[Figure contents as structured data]
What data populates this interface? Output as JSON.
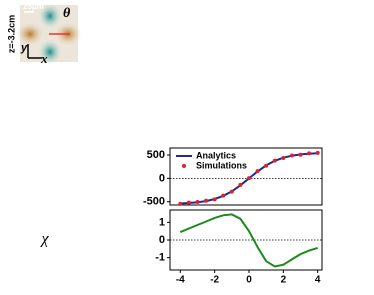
{
  "image": {
    "scale": "25μm",
    "angle": "θ",
    "z": "z=-3.2cm",
    "y_axis": "y",
    "x_axis": "x"
  },
  "label": "χ",
  "chart_data": [
    {
      "type": "line",
      "legend": "upper left",
      "zero_line": true,
      "x": [
        -4,
        -3.5,
        -3,
        -2.5,
        -2,
        -1.5,
        -1,
        -0.5,
        0,
        0.5,
        1,
        1.5,
        2,
        2.5,
        3,
        3.5,
        4
      ],
      "xlim": [
        -4.6,
        4.25
      ],
      "ylim": [
        -570,
        650
      ],
      "yticks": [
        500,
        0,
        -500
      ],
      "series": [
        {
          "name": "Analytics",
          "color": "#1a2a9a",
          "style": "line",
          "values": [
            -537,
            -528,
            -512,
            -486,
            -442,
            -375,
            -278,
            -149,
            0,
            149,
            278,
            375,
            442,
            486,
            512,
            528,
            537
          ]
        },
        {
          "name": "Simulations",
          "color": "#e0202a",
          "style": "points",
          "values": [
            -545,
            -520,
            -505,
            -478,
            -450,
            -370,
            -285,
            -140,
            5,
            155,
            270,
            380,
            435,
            490,
            505,
            535,
            545
          ]
        }
      ]
    },
    {
      "type": "line",
      "zero_line": true,
      "x": [
        -4,
        -3.5,
        -3,
        -2.5,
        -2,
        -1.5,
        -1,
        -0.5,
        0,
        0.5,
        1,
        1.5,
        2,
        2.5,
        3,
        3.5,
        4
      ],
      "xlim": [
        -4.6,
        4.25
      ],
      "ylim": [
        -1.7,
        1.7
      ],
      "yticks": [
        1,
        0,
        -1
      ],
      "xticks": [
        -4,
        -2,
        0,
        2,
        4
      ],
      "series": [
        {
          "name": "χ",
          "color": "#1a8a1a",
          "style": "line",
          "values": [
            0.45,
            0.65,
            0.85,
            1.05,
            1.25,
            1.4,
            1.45,
            1.2,
            0.5,
            -0.4,
            -1.2,
            -1.5,
            -1.4,
            -1.1,
            -0.8,
            -0.6,
            -0.45
          ]
        }
      ]
    }
  ]
}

### [AIM]
Show the lines that mention the word "color".

### [ANSWER TO THIS PROBLEM]
          "color": "#1a2a9a",
          "color": "#e0202a",
          "color": "#1a8a1a",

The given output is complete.